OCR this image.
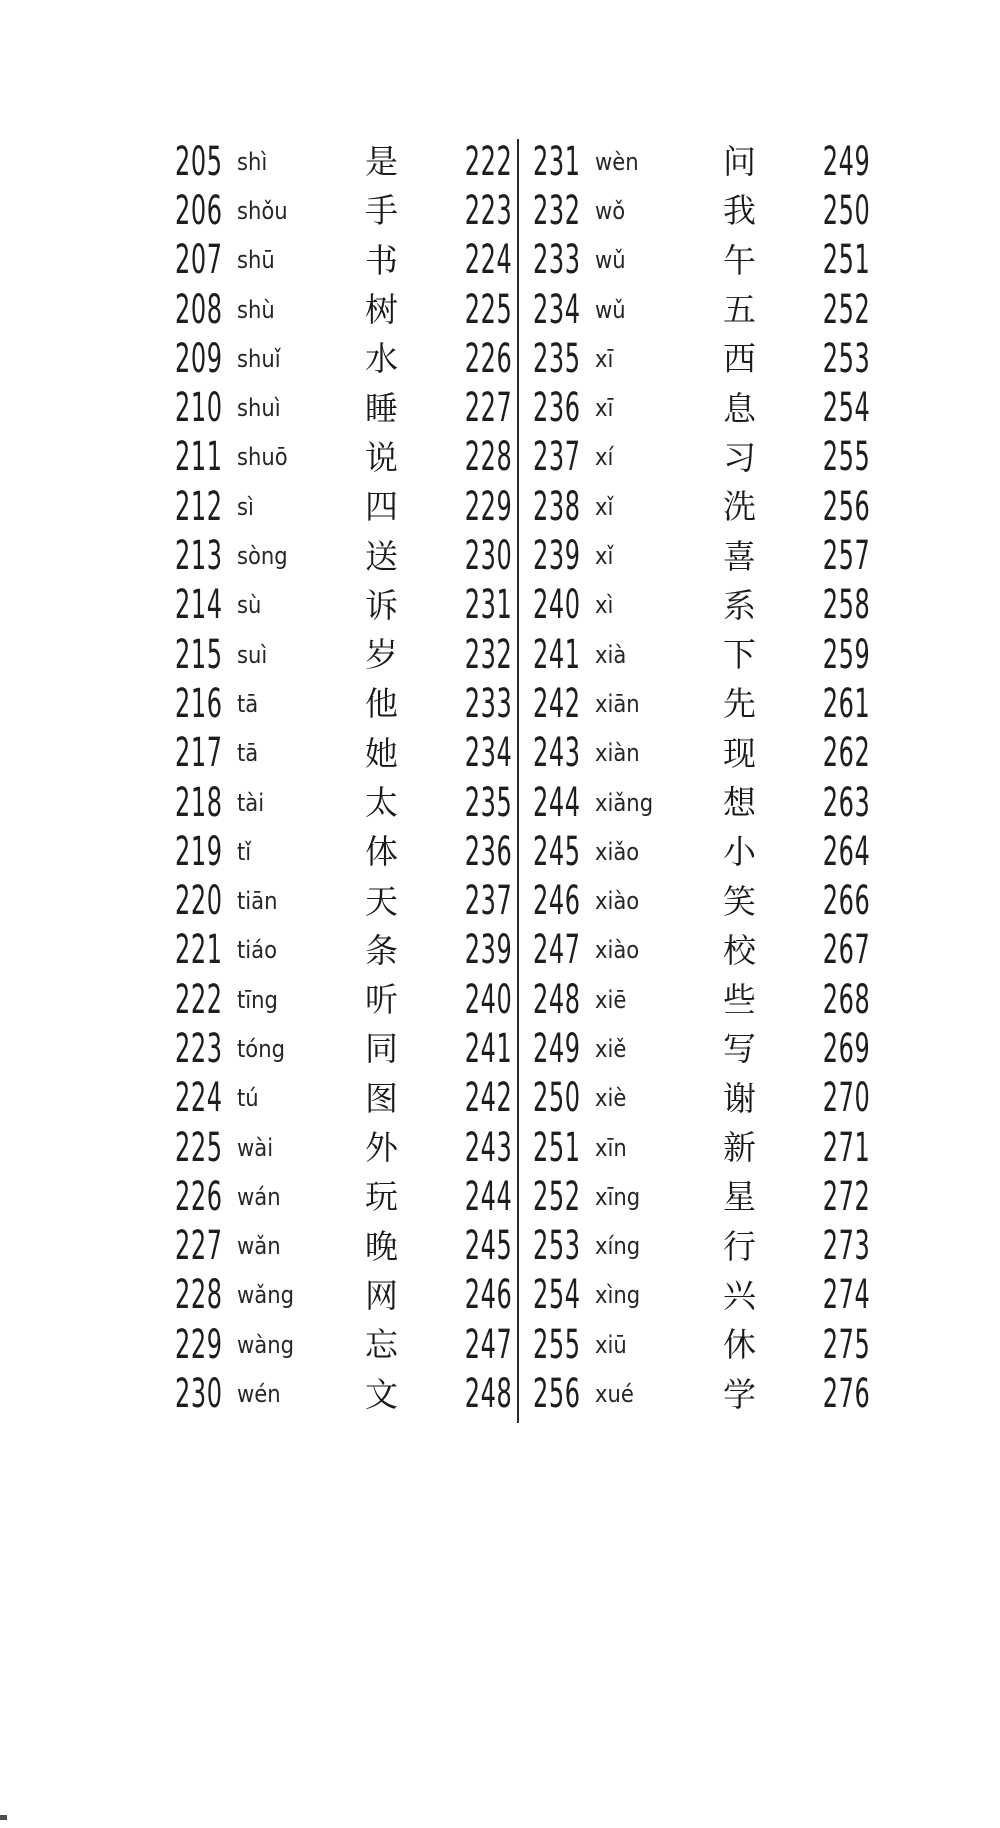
205 shì	是	222
206 shǒu	手	223
207 shū	书	224
208 shù	树	225
209 shuǐ	水	226
210 shuì	睡	227
211 shuō	说	228
212 sì	四	229
213 sòng	送	230
214 sù	诉	231
215 suì	岁	232
216 tā	他	233
217 tā	她	234
218 tài	太	235
219 tǐ	体	236
220 tiān	天	237
221 tiáo	条	239
222 tīng	听	240
223 tóng	同	241
224 tú	图	242
225 wài	外	243
226 wán	玩	244
227 wǎn	晚	245
228 wǎng	网	246
229 wàng	忘	247
230 wén	文	248
231 wèn	问	249
232 wǒ	我	250
233 wǔ	午	251
234 wǔ	五	252
235 xī	西	253
236 xī	息	254
237 xí	习	255
238 xǐ	洗	256
239 xǐ	喜	257
240 xì	系	258
241 xià	下	259
242 xiān	先	261
243 xiàn	现	262
244 xiǎng	想	263
245 xiǎo	小	264
246 xiào	笑	266
247 xiào	校	267
248 xiē	些	268
249 xiě	写	269
250 xiè	谢	270
251 xīn	新	271
252 xīng	星	272
253 xíng	行	273
254 xìng	兴	274
255 xiū	休	275
256 xué	学	276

Task prompt: Give an exact copy of the material, leaving out every picture.

Final answer:
OCR this image.
205 shì	是	222
206 shǒu	手	223
207 shū	书	224
208 shù	树	225
209 shuǐ	水	226
210 shuì	睡	227
211 shuō	说	228
212 sì	四	229
213 sòng	送	230
214 sù	诉	231
215 suì	岁	232
216 tā	他	233
217 tā	她	234
218 tài	太	235
219 tǐ	体	236
220 tiān	天	237
221 tiáo	条	239
222 tīng	听	240
223 tóng	同	241
224 tú	图	242
225 wài	外	243
226 wán	玩	244
227 wǎn	晚	245
228 wǎng	网	246
229 wàng	忘	247
230 wén	文	248
231 wèn	问	249
232 wǒ	我	250
233 wǔ	午	251
234 wǔ	五	252
235 xī	西	253
236 xī	息	254
237 xí	习	255
238 xǐ	洗	256
239 xǐ	喜	257
240 xì	系	258
241 xià	下	259
242 xiān	先	261
243 xiàn	现	262
244 xiǎng	想	263
245 xiǎo	小	264
246 xiào	笑	266
247 xiào	校	267
248 xiē	些	268
249 xiě	写	269
250 xiè	谢	270
251 xīn	新	271
252 xīng	星	272
253 xíng	行	273
254 xìng	兴	274
255 xiū	休	275
256 xué	学	276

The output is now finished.